Task material:
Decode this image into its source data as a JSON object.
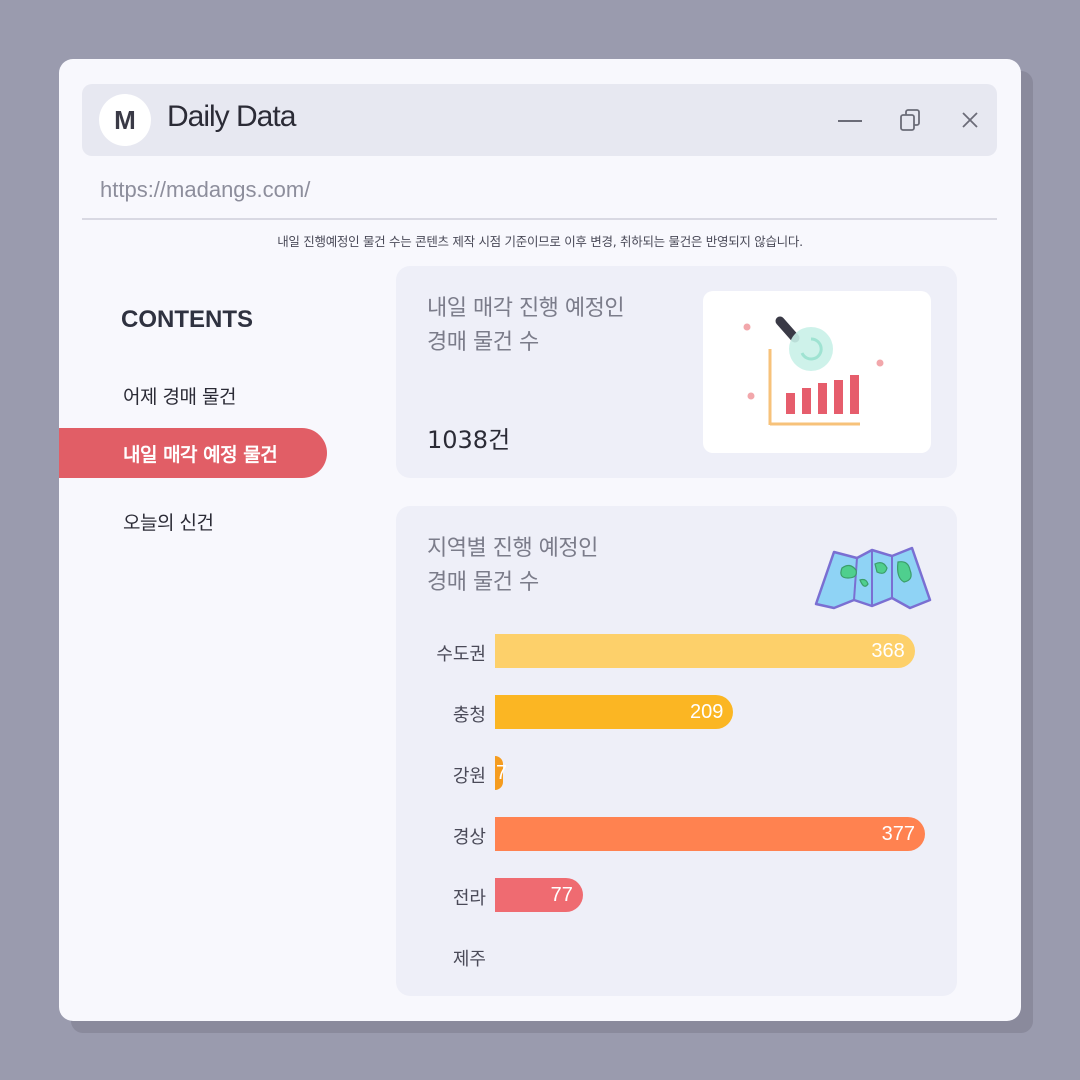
{
  "window": {
    "avatar_letter": "M",
    "title": "Daily Data",
    "url": "https://madangs.com/",
    "notice": "내일 진행예정인 물건 수는 콘텐츠 제작 시점 기준이므로 이후 변경, 취하되는 물건은 반영되지 않습니다."
  },
  "sidebar": {
    "heading": "CONTENTS",
    "items": [
      {
        "label": "어제 경매 물건"
      },
      {
        "label": "내일 매각 예정 물건"
      },
      {
        "label": "오늘의 신건"
      }
    ]
  },
  "card_total": {
    "title": "내일 매각 진행 예정인\n경매 물건 수",
    "count": "1038건"
  },
  "card_region": {
    "title": "지역별 진행 예정인\n경매 물건 수"
  },
  "chart_data": {
    "type": "bar",
    "orientation": "horizontal",
    "categories": [
      "수도권",
      "충청",
      "강원",
      "경상",
      "전라",
      "제주"
    ],
    "values": [
      368,
      209,
      7,
      377,
      77,
      0
    ],
    "colors": [
      "#fdd06a",
      "#fbb623",
      "#f59c1f",
      "#ff8250",
      "#ef6b71",
      "#eeeff8"
    ],
    "xlim": [
      0,
      377
    ]
  }
}
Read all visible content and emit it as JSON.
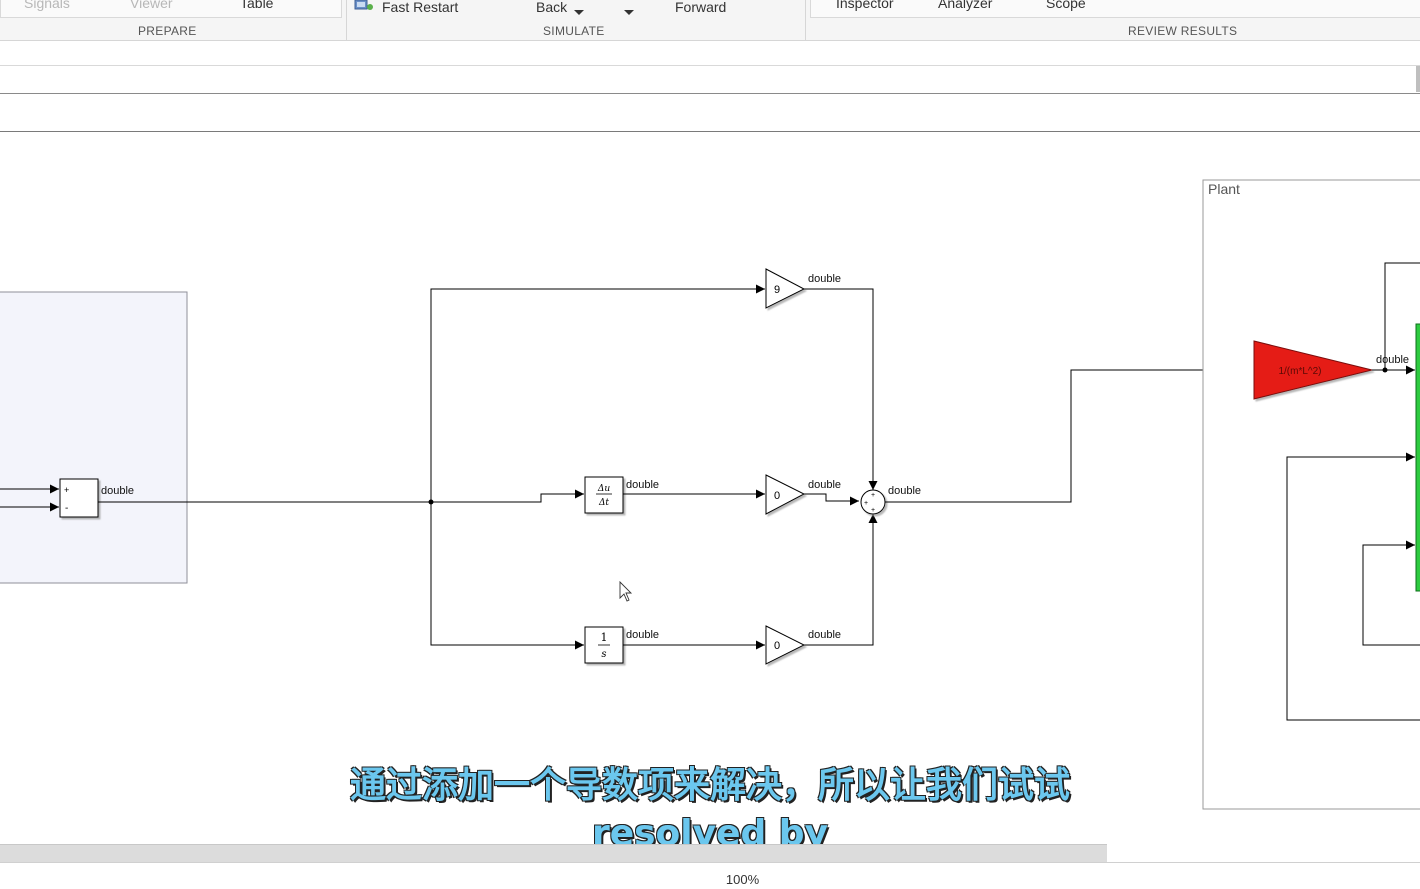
{
  "ribbon": {
    "prepare": {
      "label": "PREPARE",
      "signals": "Signals",
      "viewer": "Viewer",
      "table": "Table"
    },
    "simulate": {
      "label": "SIMULATE",
      "fast_restart": "Fast Restart",
      "step_back": "Back",
      "step_forward": "Forward"
    },
    "review": {
      "label": "REVIEW RESULTS",
      "inspector": "Inspector",
      "analyzer": "Analyzer",
      "scope": "Scope"
    }
  },
  "diagram": {
    "sum_left_plus": "+",
    "sum_left_minus": "-",
    "gain_p": "9",
    "gain_d": "0",
    "gain_i": "0",
    "deriv_num": "Δu",
    "deriv_den": "Δt",
    "integ_num": "1",
    "integ_den": "s",
    "sum_right_signs": "+ + +",
    "plant_label": "Plant",
    "plant_gain": "1/(m*L^2)",
    "sig_sum": "double",
    "sig_p": "double",
    "sig_deriv": "double",
    "sig_d": "double",
    "sig_integ": "double",
    "sig_i": "double",
    "sig_out": "double",
    "sig_plant_gain": "double",
    "colors": {
      "plant_gain_fill": "#e51b14",
      "integrator_bar": "#2ecc40",
      "subsystem_fill": "#f3f4fb"
    }
  },
  "subtitle": {
    "chinese": "通过添加一个导数项来解决，所以让我们试试",
    "english": "resolved by"
  },
  "status": {
    "zoom": "100%"
  }
}
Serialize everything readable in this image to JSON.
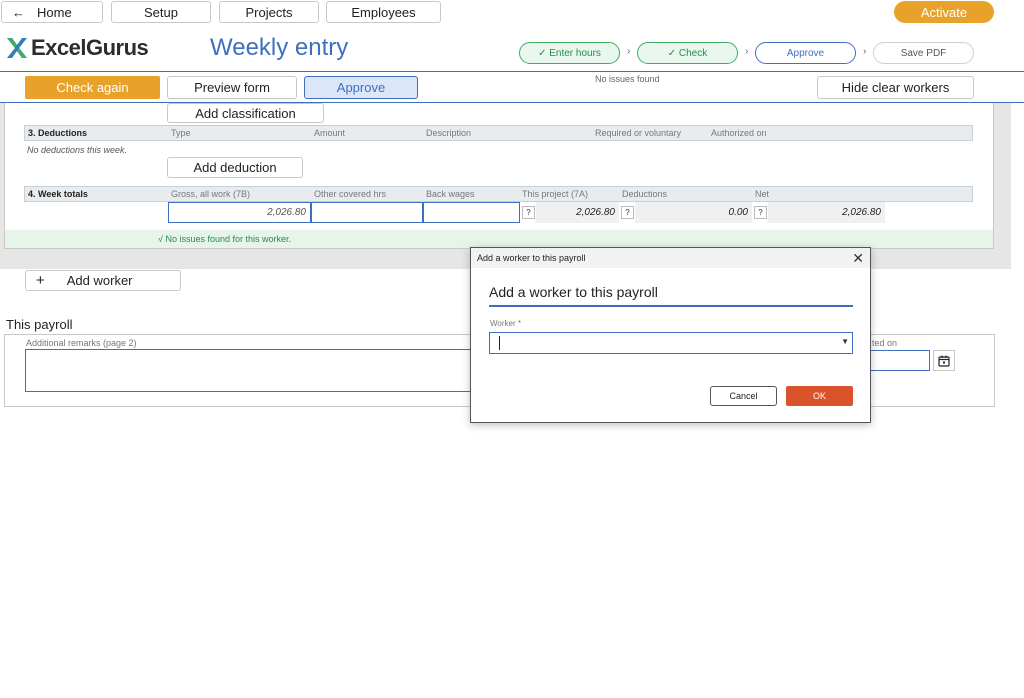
{
  "nav": {
    "home": "Home",
    "setup": "Setup",
    "projects": "Projects",
    "employees": "Employees",
    "activate": "Activate"
  },
  "brand": {
    "logo_text": "ExcelGurus"
  },
  "page_title": "Weekly entry",
  "steps": [
    {
      "label": "✓ Enter hours",
      "state": "done"
    },
    {
      "label": "✓ Check",
      "state": "done"
    },
    {
      "label": "Approve",
      "state": "current"
    },
    {
      "label": "Save PDF",
      "state": "todo"
    }
  ],
  "toolbar": {
    "check_again": "Check again",
    "preview_form": "Preview form",
    "approve": "Approve",
    "status": "No issues found",
    "hide_clear_workers": "Hide clear workers"
  },
  "worker_panel": {
    "add_classification": "Add classification",
    "deductions": {
      "title": "3. Deductions",
      "columns": [
        "Type",
        "Amount",
        "Description",
        "Required or voluntary",
        "Authorized on"
      ],
      "empty_note": "No deductions this week.",
      "add_button": "Add deduction"
    },
    "week_totals": {
      "title": "4. Week totals",
      "columns": [
        "Gross, all work (7B)",
        "Other covered hrs",
        "Back wages",
        "This project (7A)",
        "Deductions",
        "Net"
      ],
      "gross": "2,026.80",
      "other_covered": "",
      "back_wages": "",
      "this_project": "2,026.80",
      "deductions": "0.00",
      "net": "2,026.80",
      "help": "?"
    },
    "ok_message": "√  No issues found for this worker."
  },
  "add_worker_button": "Add worker",
  "this_payroll": {
    "title": "This payroll",
    "remarks_label": "Additional remarks (page 2)",
    "authorized_label_visible": "ted on"
  },
  "dialog": {
    "titlebar": "Add a worker to this payroll",
    "heading": "Add a worker to this payroll",
    "worker_label": "Worker *",
    "worker_value": "",
    "cancel": "Cancel",
    "ok": "OK"
  },
  "colors": {
    "accent_orange": "#e8a22a",
    "accent_blue": "#3f6fbf",
    "success_green": "#2a8a4a",
    "danger_orange": "#d9532b"
  }
}
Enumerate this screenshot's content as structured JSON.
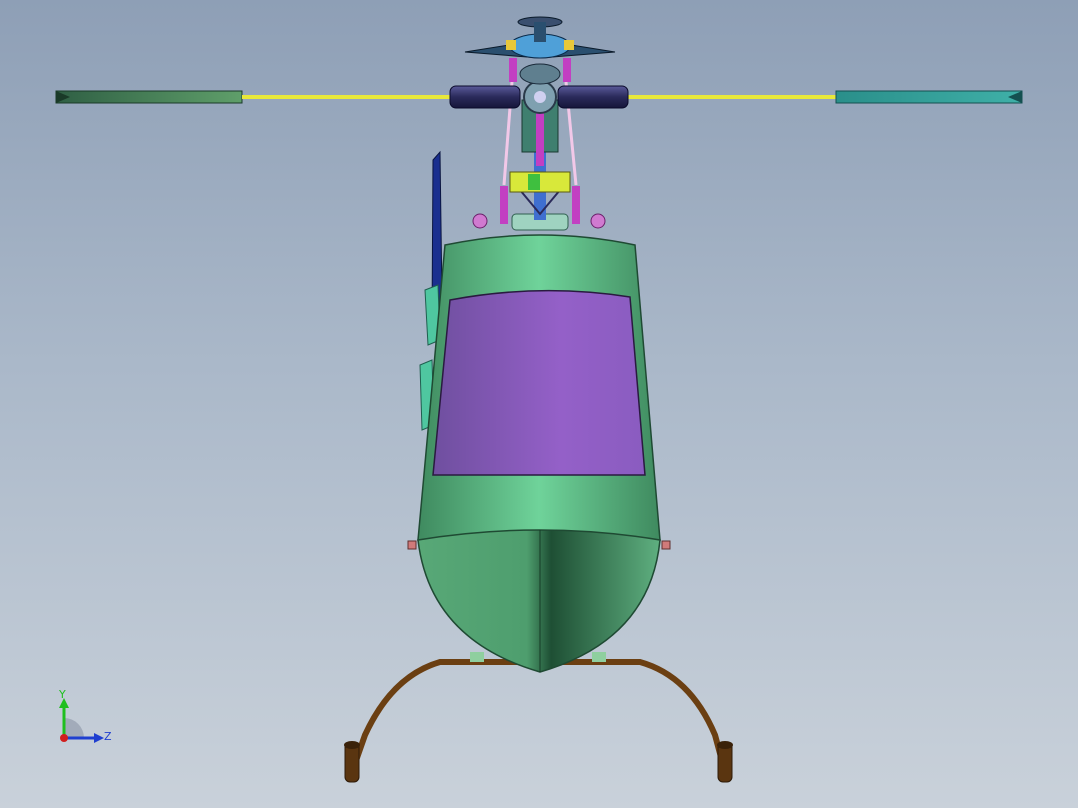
{
  "viewport": {
    "background_top": "#8e9fb6",
    "background_bottom": "#c9d1da"
  },
  "model": {
    "colors": {
      "fuselage": "#5fbf8a",
      "fuselage_dark": "#1f5c3c",
      "canopy": "#8a5cc4",
      "blade_root": "#e8e83a",
      "blade_tip_left": "#3f7a5a",
      "blade_tip_right": "#2f8f8f",
      "rotor_hub": "#2a2a5a",
      "linkage": "#c23fc2",
      "skid": "#6b3f12",
      "tail_fin": "#1a2f8f"
    }
  },
  "triad": {
    "y_label": "Y",
    "z_label": "Z",
    "y_color": "#1fbf1f",
    "z_color": "#1f3fd0",
    "x_color": "#d01f1f"
  }
}
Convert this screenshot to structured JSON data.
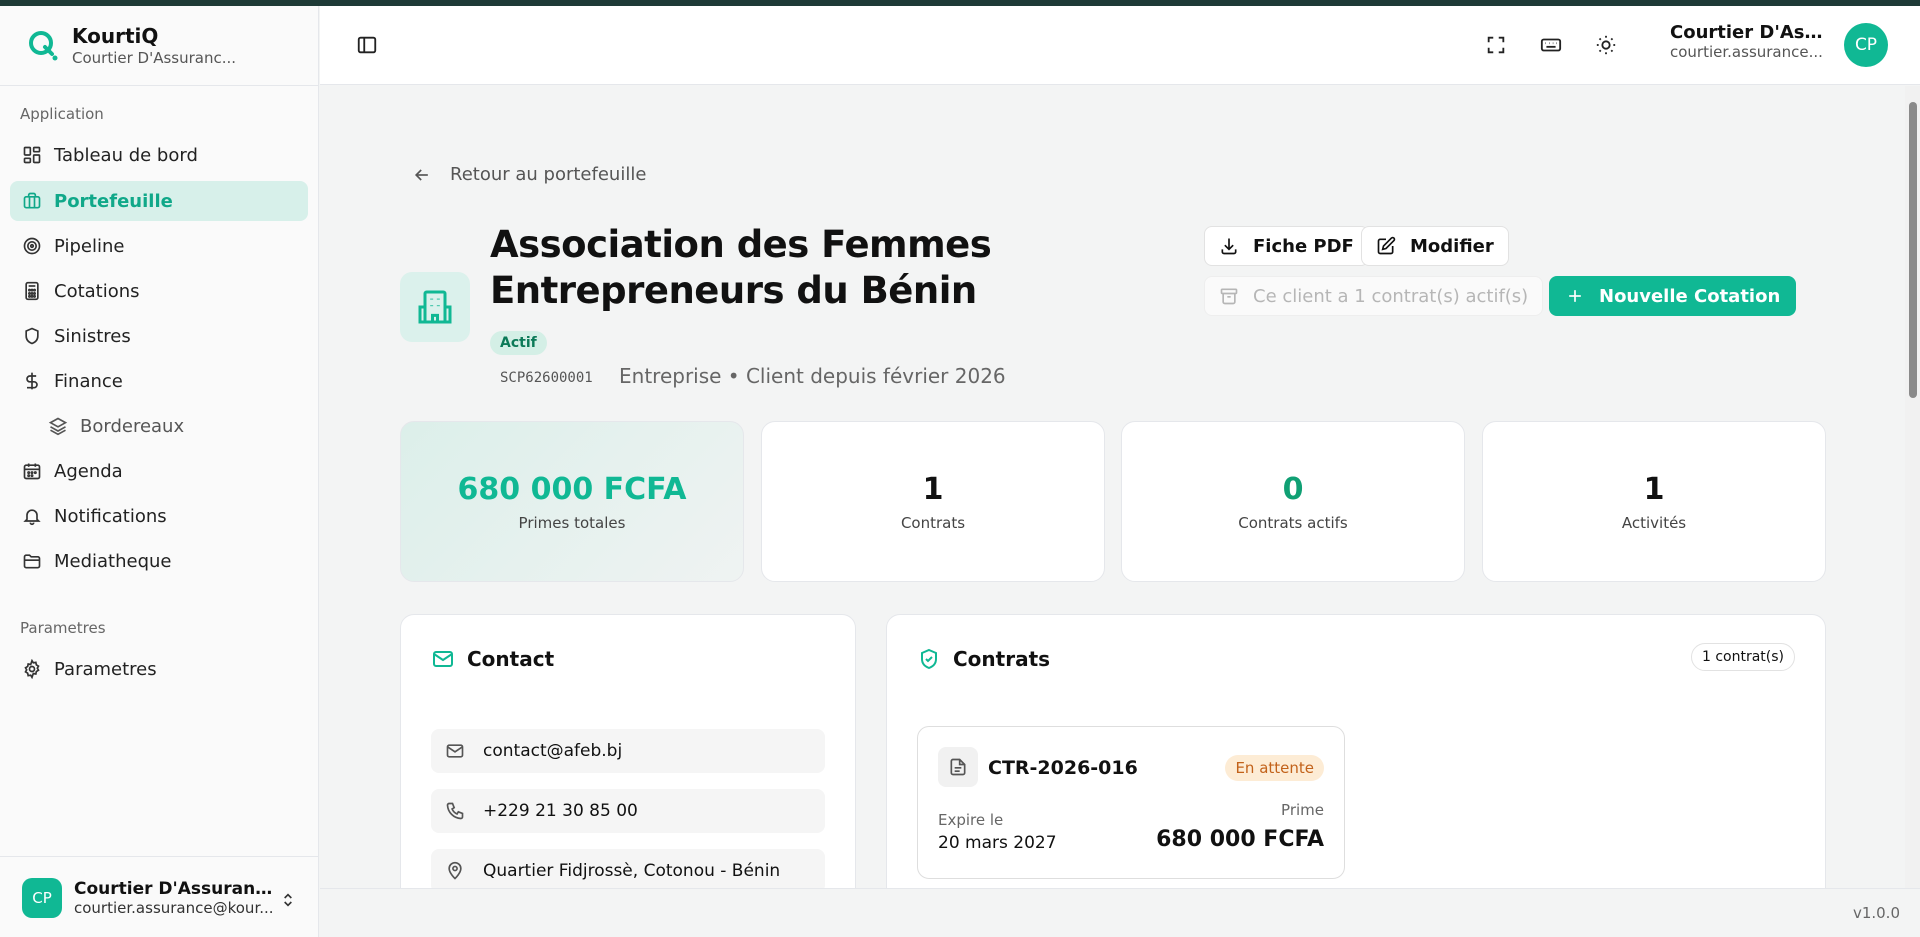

Your task: Take the line that contains "Enumerate this screenshot's" and every line after it up to the end of the records above, and restate them exactly, without the pictures.

Right answer:
Enumerate this screenshot's content as structured JSON.
{
  "viewport": {
    "background_top": "#8e9fb6",
    "background_bottom": "#c9d1da"
  },
  "model": {
    "colors": {
      "fuselage": "#5fbf8a",
      "fuselage_dark": "#1f5c3c",
      "canopy": "#8a5cc4",
      "blade_root": "#e8e83a",
      "blade_tip_left": "#3f7a5a",
      "blade_tip_right": "#2f8f8f",
      "rotor_hub": "#2a2a5a",
      "linkage": "#c23fc2",
      "skid": "#6b3f12",
      "tail_fin": "#1a2f8f"
    }
  },
  "triad": {
    "y_label": "Y",
    "z_label": "Z",
    "y_color": "#1fbf1f",
    "z_color": "#1f3fd0",
    "x_color": "#d01f1f"
  }
}
Convert this screenshot to structured JSON data.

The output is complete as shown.